**What the task requires**
Below is a block of records: output all of them exactly and leave out the pictures.
[Start of Data excerpts]
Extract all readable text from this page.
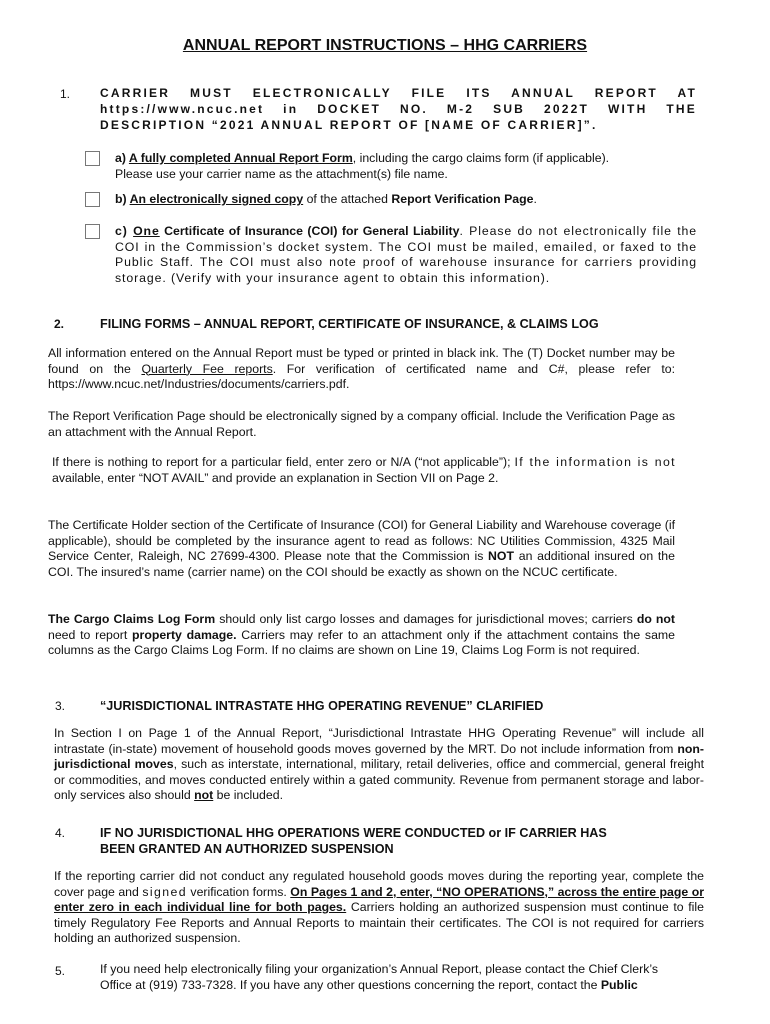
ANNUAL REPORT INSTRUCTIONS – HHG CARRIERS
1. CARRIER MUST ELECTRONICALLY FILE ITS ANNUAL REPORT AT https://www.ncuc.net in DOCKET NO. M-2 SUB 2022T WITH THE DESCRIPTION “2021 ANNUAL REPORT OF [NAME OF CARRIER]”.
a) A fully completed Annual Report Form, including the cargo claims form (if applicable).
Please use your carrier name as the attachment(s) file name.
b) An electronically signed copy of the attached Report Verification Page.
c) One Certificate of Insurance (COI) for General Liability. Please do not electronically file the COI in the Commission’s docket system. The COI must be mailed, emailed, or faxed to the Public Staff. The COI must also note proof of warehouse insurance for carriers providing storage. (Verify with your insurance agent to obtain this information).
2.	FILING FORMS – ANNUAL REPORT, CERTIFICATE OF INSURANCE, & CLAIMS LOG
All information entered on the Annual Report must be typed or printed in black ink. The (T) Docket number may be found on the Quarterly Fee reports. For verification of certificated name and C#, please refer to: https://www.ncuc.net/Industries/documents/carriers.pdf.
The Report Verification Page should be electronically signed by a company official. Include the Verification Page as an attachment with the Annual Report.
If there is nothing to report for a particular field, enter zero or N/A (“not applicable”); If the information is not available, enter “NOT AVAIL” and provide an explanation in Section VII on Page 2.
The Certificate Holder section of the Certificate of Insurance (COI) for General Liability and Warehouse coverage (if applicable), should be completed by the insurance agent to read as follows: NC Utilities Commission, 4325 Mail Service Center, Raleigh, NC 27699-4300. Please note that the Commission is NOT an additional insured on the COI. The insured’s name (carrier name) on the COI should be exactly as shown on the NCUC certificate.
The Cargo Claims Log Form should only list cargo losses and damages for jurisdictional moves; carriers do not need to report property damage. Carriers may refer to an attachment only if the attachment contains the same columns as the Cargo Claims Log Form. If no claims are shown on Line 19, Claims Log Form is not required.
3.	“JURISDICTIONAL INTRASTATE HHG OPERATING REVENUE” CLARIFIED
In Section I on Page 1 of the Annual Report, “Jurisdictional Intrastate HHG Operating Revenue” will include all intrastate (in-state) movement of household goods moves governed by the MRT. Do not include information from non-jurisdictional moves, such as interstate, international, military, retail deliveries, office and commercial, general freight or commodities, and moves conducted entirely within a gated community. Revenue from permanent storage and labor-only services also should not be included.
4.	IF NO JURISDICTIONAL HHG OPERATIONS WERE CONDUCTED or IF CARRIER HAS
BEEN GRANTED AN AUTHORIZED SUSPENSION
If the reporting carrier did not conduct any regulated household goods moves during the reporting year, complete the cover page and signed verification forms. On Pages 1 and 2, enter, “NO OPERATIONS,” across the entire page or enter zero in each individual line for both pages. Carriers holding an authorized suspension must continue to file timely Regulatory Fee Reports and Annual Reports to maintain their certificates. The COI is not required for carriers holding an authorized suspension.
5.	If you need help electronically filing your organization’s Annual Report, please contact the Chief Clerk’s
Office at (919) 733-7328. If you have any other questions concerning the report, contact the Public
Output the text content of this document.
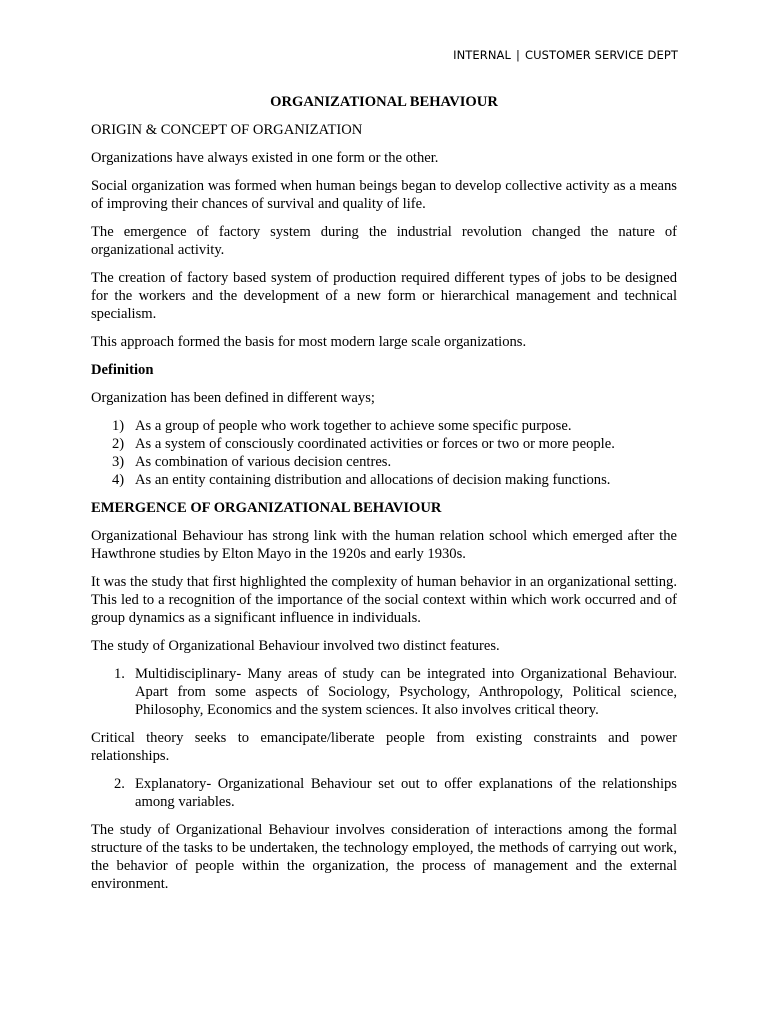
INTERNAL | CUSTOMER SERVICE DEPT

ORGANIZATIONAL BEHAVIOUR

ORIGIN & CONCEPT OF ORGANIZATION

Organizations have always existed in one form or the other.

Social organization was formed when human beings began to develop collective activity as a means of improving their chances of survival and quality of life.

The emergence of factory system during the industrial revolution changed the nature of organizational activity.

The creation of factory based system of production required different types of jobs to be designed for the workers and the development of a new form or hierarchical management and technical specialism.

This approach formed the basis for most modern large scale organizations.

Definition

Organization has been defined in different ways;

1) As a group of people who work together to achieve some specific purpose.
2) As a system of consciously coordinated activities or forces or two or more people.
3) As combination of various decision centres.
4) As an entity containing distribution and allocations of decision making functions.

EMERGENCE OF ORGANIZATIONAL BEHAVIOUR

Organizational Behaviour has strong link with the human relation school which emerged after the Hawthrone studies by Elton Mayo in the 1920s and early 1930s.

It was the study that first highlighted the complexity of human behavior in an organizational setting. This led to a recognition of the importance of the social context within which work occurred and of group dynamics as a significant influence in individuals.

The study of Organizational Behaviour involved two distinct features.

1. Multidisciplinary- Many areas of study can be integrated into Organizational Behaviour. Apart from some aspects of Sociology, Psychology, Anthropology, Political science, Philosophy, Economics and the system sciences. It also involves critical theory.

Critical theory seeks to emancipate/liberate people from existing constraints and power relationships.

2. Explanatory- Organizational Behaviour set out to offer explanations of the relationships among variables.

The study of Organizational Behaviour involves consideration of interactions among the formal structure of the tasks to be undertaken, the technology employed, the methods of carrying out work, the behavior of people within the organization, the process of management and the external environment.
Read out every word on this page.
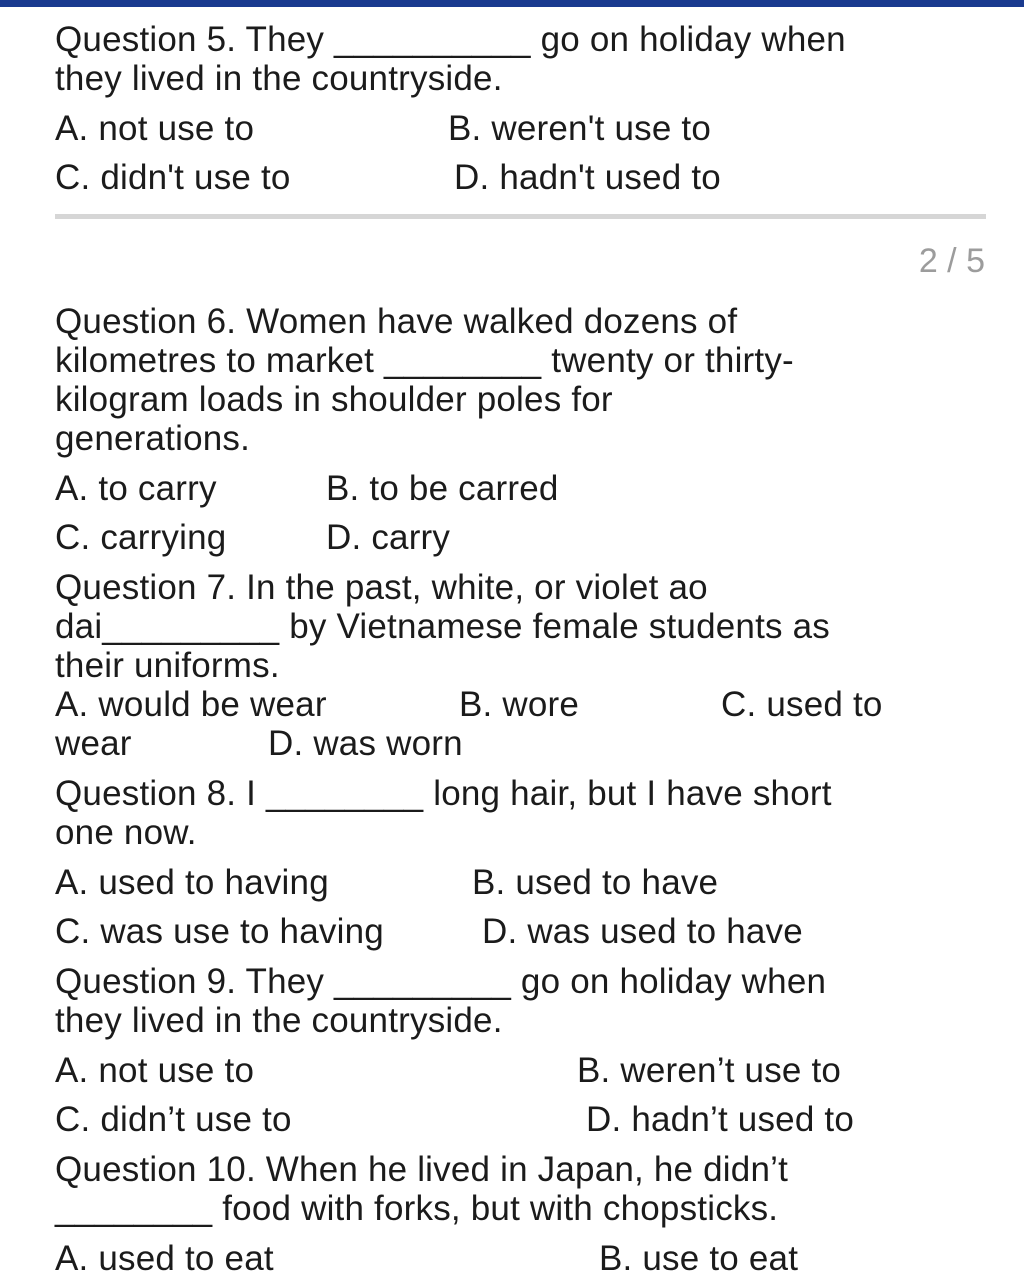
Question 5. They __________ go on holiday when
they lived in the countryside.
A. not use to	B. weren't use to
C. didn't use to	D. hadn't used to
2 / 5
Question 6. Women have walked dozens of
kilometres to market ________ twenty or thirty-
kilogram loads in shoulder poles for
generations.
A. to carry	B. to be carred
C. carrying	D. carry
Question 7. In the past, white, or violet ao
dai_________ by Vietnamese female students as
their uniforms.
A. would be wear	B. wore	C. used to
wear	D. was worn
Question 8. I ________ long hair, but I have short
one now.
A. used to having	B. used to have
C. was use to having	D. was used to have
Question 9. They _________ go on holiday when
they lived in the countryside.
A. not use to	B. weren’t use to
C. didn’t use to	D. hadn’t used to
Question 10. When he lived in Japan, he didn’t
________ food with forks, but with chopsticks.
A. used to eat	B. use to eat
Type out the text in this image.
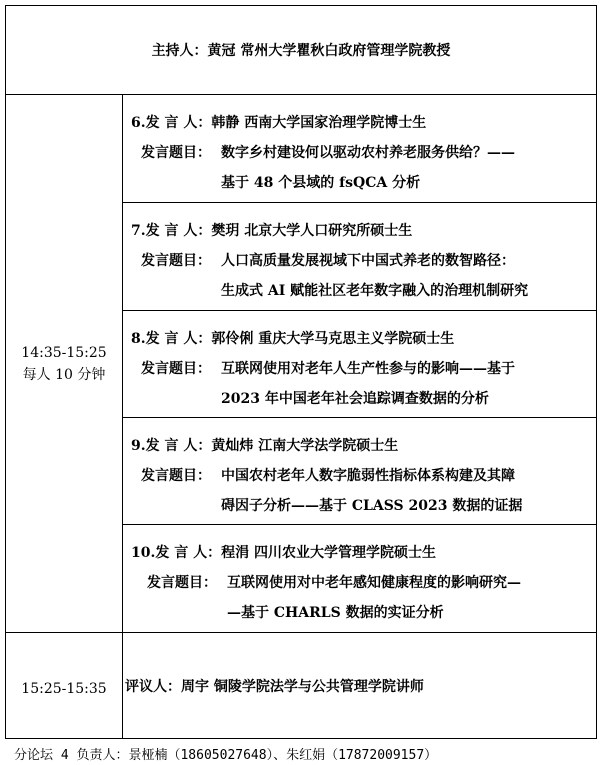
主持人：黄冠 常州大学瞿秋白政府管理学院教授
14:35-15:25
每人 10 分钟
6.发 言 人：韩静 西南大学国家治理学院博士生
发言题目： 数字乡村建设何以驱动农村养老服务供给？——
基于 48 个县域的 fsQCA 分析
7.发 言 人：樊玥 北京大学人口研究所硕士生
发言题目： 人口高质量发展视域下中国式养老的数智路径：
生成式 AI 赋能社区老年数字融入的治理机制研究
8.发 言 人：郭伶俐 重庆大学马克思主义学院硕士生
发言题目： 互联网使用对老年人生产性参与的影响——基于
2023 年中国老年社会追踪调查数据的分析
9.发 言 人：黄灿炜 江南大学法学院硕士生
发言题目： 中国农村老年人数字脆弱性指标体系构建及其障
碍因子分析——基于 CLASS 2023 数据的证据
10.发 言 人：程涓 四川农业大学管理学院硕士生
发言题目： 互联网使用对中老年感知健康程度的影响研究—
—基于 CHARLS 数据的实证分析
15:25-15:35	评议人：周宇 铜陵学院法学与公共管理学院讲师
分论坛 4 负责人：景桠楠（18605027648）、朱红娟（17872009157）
[End of Data excerpts]
**Complete response**
Extract all readable text from this page.
ANNUAL REPORT INSTRUCTIONS – HHG CARRIERS
1. CARRIER MUST ELECTRONICALLY FILE ITS ANNUAL REPORT AT https://www.ncuc.net in DOCKET NO. M-2 SUB 2022T WITH THE DESCRIPTION “2021 ANNUAL REPORT OF [NAME OF CARRIER]”.
a) A fully completed Annual Report Form, including the cargo claims form (if applicable).
Please use your carrier name as the attachment(s) file name.
b) An electronically signed copy of the attached Report Verification Page.
c) One Certificate of Insurance (COI) for General Liability. Please do not electronically file the COI in the Commission’s docket system. The COI must be mailed, emailed, or faxed to the Public Staff. The COI must also note proof of warehouse insurance for carriers providing storage. (Verify with your insurance agent to obtain this information).
2.	FILING FORMS – ANNUAL REPORT, CERTIFICATE OF INSURANCE, & CLAIMS LOG
All information entered on the Annual Report must be typed or printed in black ink. The (T) Docket number may be found on the Quarterly Fee reports. For verification of certificated name and C#, please refer to: https://www.ncuc.net/Industries/documents/carriers.pdf.
The Report Verification Page should be electronically signed by a company official. Include the Verification Page as an attachment with the Annual Report.
If there is nothing to report for a particular field, enter zero or N/A (“not applicable”); If the information is not available, enter “NOT AVAIL” and provide an explanation in Section VII on Page 2.
The Certificate Holder section of the Certificate of Insurance (COI) for General Liability and Warehouse coverage (if applicable), should be completed by the insurance agent to read as follows: NC Utilities Commission, 4325 Mail Service Center, Raleigh, NC 27699-4300. Please note that the Commission is NOT an additional insured on the COI. The insured’s name (carrier name) on the COI should be exactly as shown on the NCUC certificate.
The Cargo Claims Log Form should only list cargo losses and damages for jurisdictional moves; carriers do not need to report property damage. Carriers may refer to an attachment only if the attachment contains the same columns as the Cargo Claims Log Form. If no claims are shown on Line 19, Claims Log Form is not required.
3.	“JURISDICTIONAL INTRASTATE HHG OPERATING REVENUE” CLARIFIED
In Section I on Page 1 of the Annual Report, “Jurisdictional Intrastate HHG Operating Revenue” will include all intrastate (in-state) movement of household goods moves governed by the MRT. Do not include information from non-jurisdictional moves, such as interstate, international, military, retail deliveries, office and commercial, general freight or commodities, and moves conducted entirely within a gated community. Revenue from permanent storage and labor-only services also should not be included.
4.	IF NO JURISDICTIONAL HHG OPERATIONS WERE CONDUCTED or IF CARRIER HAS
BEEN GRANTED AN AUTHORIZED SUSPENSION
If the reporting carrier did not conduct any regulated household goods moves during the reporting year, complete the cover page and signed verification forms. On Pages 1 and 2, enter, “NO OPERATIONS,” across the entire page or enter zero in each individual line for both pages. Carriers holding an authorized suspension must continue to file timely Regulatory Fee Reports and Annual Reports to maintain their certificates. The COI is not required for carriers holding an authorized suspension.
5.	If you need help electronically filing your organization’s Annual Report, please contact the Chief Clerk’s
Office at (919) 733-7328. If you have any other questions concerning the report, contact the Public
Output the text content of this document.
INTERNAL | CUSTOMER SERVICE DEPT

ORGANIZATIONAL BEHAVIOUR

ORIGIN & CONCEPT OF ORGANIZATION

Organizations have always existed in one form or the other.

Social organization was formed when human beings began to develop collective activity as a means of improving their chances of survival and quality of life.

The emergence of factory system during the industrial revolution changed the nature of organizational activity.

The creation of factory based system of production required different types of jobs to be designed for the workers and the development of a new form or hierarchical management and technical specialism.

This approach formed the basis for most modern large scale organizations.

Definition

Organization has been defined in different ways;

1) As a group of people who work together to achieve some specific purpose.
2) As a system of consciously coordinated activities or forces or two or more people.
3) As combination of various decision centres.
4) As an entity containing distribution and allocations of decision making functions.

EMERGENCE OF ORGANIZATIONAL BEHAVIOUR

Organizational Behaviour has strong link with the human relation school which emerged after the Hawthrone studies by Elton Mayo in the 1920s and early 1930s.

It was the study that first highlighted the complexity of human behavior in an organizational setting. This led to a recognition of the importance of the social context within which work occurred and of group dynamics as a significant influence in individuals.

The study of Organizational Behaviour involved two distinct features.

1. Multidisciplinary- Many areas of study can be integrated into Organizational Behaviour. Apart from some aspects of Sociology, Psychology, Anthropology, Political science, Philosophy, Economics and the system sciences. It also involves critical theory.

Critical theory seeks to emancipate/liberate people from existing constraints and power relationships.

2. Explanatory- Organizational Behaviour set out to offer explanations of the relationships among variables.

The study of Organizational Behaviour involves consideration of interactions among the formal structure of the tasks to be undertaken, the technology employed, the methods of carrying out work, the behavior of people within the organization, the process of management and the external environment.
Read out every word on this page.
Question 5. They __________ go on holiday when
they lived in the countryside.
A. not use to	B. weren't use to
C. didn't use to	D. hadn't used to
2 / 5
Question 6. Women have walked dozens of
kilometres to market ________ twenty or thirty-
kilogram loads in shoulder poles for
generations.
A. to carry	B. to be carred
C. carrying	D. carry
Question 7. In the past, white, or violet ao
dai_________ by Vietnamese female students as
their uniforms.
A. would be wear	B. wore	C. used to
wear	D. was worn
Question 8. I ________ long hair, but I have short
one now.
A. used to having	B. used to have
C. was use to having	D. was used to have
Question 9. They _________ go on holiday when
they lived in the countryside.
A. not use to	B. weren’t use to
C. didn’t use to	D. hadn’t used to
Question 10. When he lived in Japan, he didn’t
________ food with forks, but with chopsticks.
A. used to eat	B. use to eat
Type out the text in this image.
主持人：黄冠 常州大学瞿秋白政府管理学院教授
14:35-15:25
每人 10 分钟
6.发 言 人：韩静 西南大学国家治理学院博士生
发言题目： 数字乡村建设何以驱动农村养老服务供给？——
基于 48 个县域的 fsQCA 分析
7.发 言 人：樊玥 北京大学人口研究所硕士生
发言题目： 人口高质量发展视域下中国式养老的数智路径：
生成式 AI 赋能社区老年数字融入的治理机制研究
8.发 言 人：郭伶俐 重庆大学马克思主义学院硕士生
发言题目： 互联网使用对老年人生产性参与的影响——基于
2023 年中国老年社会追踪调查数据的分析
9.发 言 人：黄灿炜 江南大学法学院硕士生
发言题目： 中国农村老年人数字脆弱性指标体系构建及其障
碍因子分析——基于 CLASS 2023 数据的证据
10.发 言 人：程涓 四川农业大学管理学院硕士生
发言题目： 互联网使用对中老年感知健康程度的影响研究—
—基于 CHARLS 数据的实证分析
15:25-15:35	评议人：周宇 铜陵学院法学与公共管理学院讲师
分论坛 4 负责人：景桠楠（18605027648）、朱红娟（17872009157）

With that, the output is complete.